=== STORED DATA ===
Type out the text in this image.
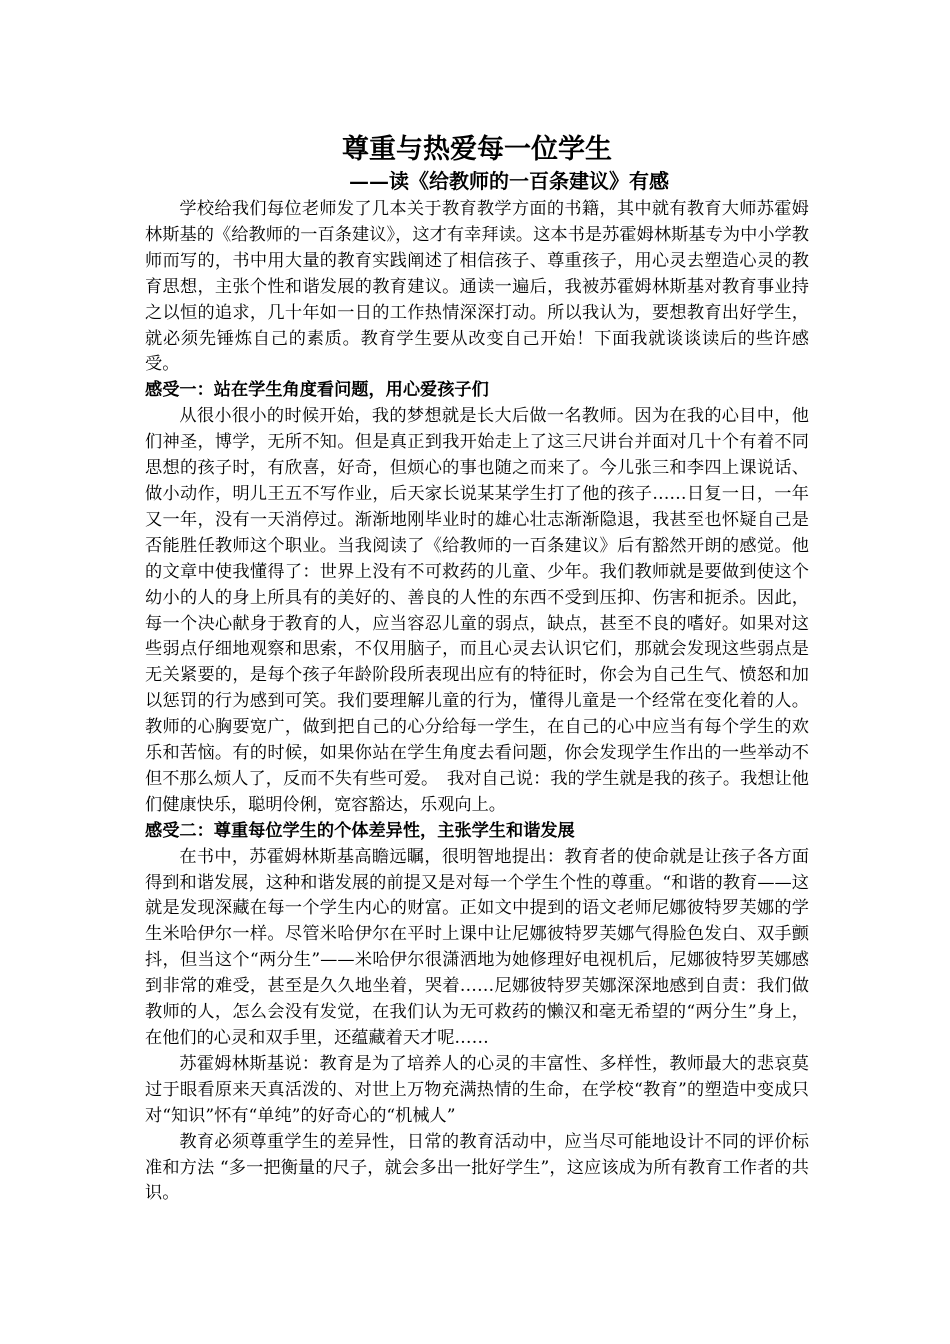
尊重与热爱每一位学生
——读《给教师的一百条建议》有感

学校给我们每位老师发了几本关于教育教学方面的书籍，其中就有教育大师苏霍姆林斯基的《给教师的一百条建议》，这才有幸拜读。这本书是苏霍姆林斯基专为中小学教师而写的，书中用大量的教育实践阐述了相信孩子、尊重孩子，用心灵去塑造心灵的教育思想，主张个性和谐发展的教育建议。通读一遍后，我被苏霍姆林斯基对教育事业持之以恒的追求，几十年如一日的工作热情深深打动。所以我认为，要想教育出好学生，就必须先锤炼自己的素质。教育学生要从改变自己开始！下面我就谈谈读后的些许感受。

感受一：站在学生角度看问题，用心爱孩子们

从很小很小的时候开始，我的梦想就是长大后做一名教师。因为在我的心目中，他们神圣，博学，无所不知。但是真正到我开始走上了这三尺讲台并面对几十个有着不同思想的孩子时，有欣喜，好奇，但烦心的事也随之而来了。今儿张三和李四上课说话、做小动作，明儿王五不写作业，后天家长说某某学生打了他的孩子……日复一日，一年又一年，没有一天消停过。渐渐地刚毕业时的雄心壮志渐渐隐退，我甚至也怀疑自己是否能胜任教师这个职业。当我阅读了《给教师的一百条建议》后有豁然开朗的感觉。他的文章中使我懂得了：世界上没有不可救药的儿童、少年。我们教师就是要做到使这个幼小的人的身上所具有的美好的、善良的人性的东西不受到压抑、伤害和扼杀。因此，每一个决心献身于教育的人，应当容忍儿童的弱点，缺点，甚至不良的嗜好。如果对这些弱点仔细地观察和思索，不仅用脑子，而且心灵去认识它们，那就会发现这些弱点是无关紧要的，是每个孩子年龄阶段所表现出应有的特征时，你会为自己生气、愤怒和加以惩罚的行为感到可笑。我们要理解儿童的行为，懂得儿童是一个经常在变化着的人。教师的心胸要宽广，做到把自己的心分给每一学生，在自己的心中应当有每个学生的欢乐和苦恼。有的时候，如果你站在学生角度去看问题，你会发现学生作出的一些举动不但不那么烦人了，反而不失有些可爱。　我对自己说：我的学生就是我的孩子。我想让他们健康快乐，聪明伶俐，宽容豁达，乐观向上。

感受二：尊重每位学生的个体差异性，主张学生和谐发展

在书中，苏霍姆林斯基高瞻远瞩，很明智地提出：教育者的使命就是让孩子各方面得到和谐发展，这种和谐发展的前提又是对每一个学生个性的尊重。“和谐的教育——这就是发现深藏在每一个学生内心的财富。正如文中提到的语文老师尼娜彼特罗芙娜的学生米哈伊尔一样。尽管米哈伊尔在平时上课中让尼娜彼特罗芙娜气得脸色发白、双手颤抖，但当这个“两分生”——米哈伊尔很潇洒地为她修理好电视机后，尼娜彼特罗芙娜感到非常的难受，甚至是久久地坐着，哭着……尼娜彼特罗芙娜深深地感到自责：我们做教师的人，怎么会没有发觉，在我们认为无可救药的懒汉和毫无希望的“两分生”身上，在他们的心灵和双手里，还蕴藏着天才呢……

苏霍姆林斯基说：教育是为了培养人的心灵的丰富性、多样性，教师最大的悲哀莫过于眼看原来天真活泼的、对世上万物充满热情的生命，在学校“教育”的塑造中变成只对“知识”怀有“单纯”的好奇心的“机械人”

教育必须尊重学生的差异性，日常的教育活动中，应当尽可能地设计不同的评价标准和方法 “多一把衡量的尺子，就会多出一批好学生”，这应该成为所有教育工作者的共识。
===
▶ PROBLEM:
Will you set down the records word for word while leaving out every picture?

▶ THE ANSWER:
Type out the text in this image.
尊重与热爱每一位学生
——读《给教师的一百条建议》有感

学校给我们每位老师发了几本关于教育教学方面的书籍，其中就有教育大师苏霍姆林斯基的《给教师的一百条建议》，这才有幸拜读。这本书是苏霍姆林斯基专为中小学教师而写的，书中用大量的教育实践阐述了相信孩子、尊重孩子，用心灵去塑造心灵的教育思想，主张个性和谐发展的教育建议。通读一遍后，我被苏霍姆林斯基对教育事业持之以恒的追求，几十年如一日的工作热情深深打动。所以我认为，要想教育出好学生，就必须先锤炼自己的素质。教育学生要从改变自己开始！下面我就谈谈读后的些许感受。

感受一：站在学生角度看问题，用心爱孩子们

从很小很小的时候开始，我的梦想就是长大后做一名教师。因为在我的心目中，他们神圣，博学，无所不知。但是真正到我开始走上了这三尺讲台并面对几十个有着不同思想的孩子时，有欣喜，好奇，但烦心的事也随之而来了。今儿张三和李四上课说话、做小动作，明儿王五不写作业，后天家长说某某学生打了他的孩子……日复一日，一年又一年，没有一天消停过。渐渐地刚毕业时的雄心壮志渐渐隐退，我甚至也怀疑自己是否能胜任教师这个职业。当我阅读了《给教师的一百条建议》后有豁然开朗的感觉。他的文章中使我懂得了：世界上没有不可救药的儿童、少年。我们教师就是要做到使这个幼小的人的身上所具有的美好的、善良的人性的东西不受到压抑、伤害和扼杀。因此，每一个决心献身于教育的人，应当容忍儿童的弱点，缺点，甚至不良的嗜好。如果对这些弱点仔细地观察和思索，不仅用脑子，而且心灵去认识它们，那就会发现这些弱点是无关紧要的，是每个孩子年龄阶段所表现出应有的特征时，你会为自己生气、愤怒和加以惩罚的行为感到可笑。我们要理解儿童的行为，懂得儿童是一个经常在变化着的人。教师的心胸要宽广，做到把自己的心分给每一学生，在自己的心中应当有每个学生的欢乐和苦恼。有的时候，如果你站在学生角度去看问题，你会发现学生作出的一些举动不但不那么烦人了，反而不失有些可爱。　我对自己说：我的学生就是我的孩子。我想让他们健康快乐，聪明伶俐，宽容豁达，乐观向上。

感受二：尊重每位学生的个体差异性，主张学生和谐发展

在书中，苏霍姆林斯基高瞻远瞩，很明智地提出：教育者的使命就是让孩子各方面得到和谐发展，这种和谐发展的前提又是对每一个学生个性的尊重。“和谐的教育——这就是发现深藏在每一个学生内心的财富。正如文中提到的语文老师尼娜彼特罗芙娜的学生米哈伊尔一样。尽管米哈伊尔在平时上课中让尼娜彼特罗芙娜气得脸色发白、双手颤抖，但当这个“两分生”——米哈伊尔很潇洒地为她修理好电视机后，尼娜彼特罗芙娜感到非常的难受，甚至是久久地坐着，哭着……尼娜彼特罗芙娜深深地感到自责：我们做教师的人，怎么会没有发觉，在我们认为无可救药的懒汉和毫无希望的“两分生”身上，在他们的心灵和双手里，还蕴藏着天才呢……

苏霍姆林斯基说：教育是为了培养人的心灵的丰富性、多样性，教师最大的悲哀莫过于眼看原来天真活泼的、对世上万物充满热情的生命，在学校“教育”的塑造中变成只对“知识”怀有“单纯”的好奇心的“机械人”

教育必须尊重学生的差异性，日常的教育活动中，应当尽可能地设计不同的评价标准和方法 “多一把衡量的尺子，就会多出一批好学生”，这应该成为所有教育工作者的共识。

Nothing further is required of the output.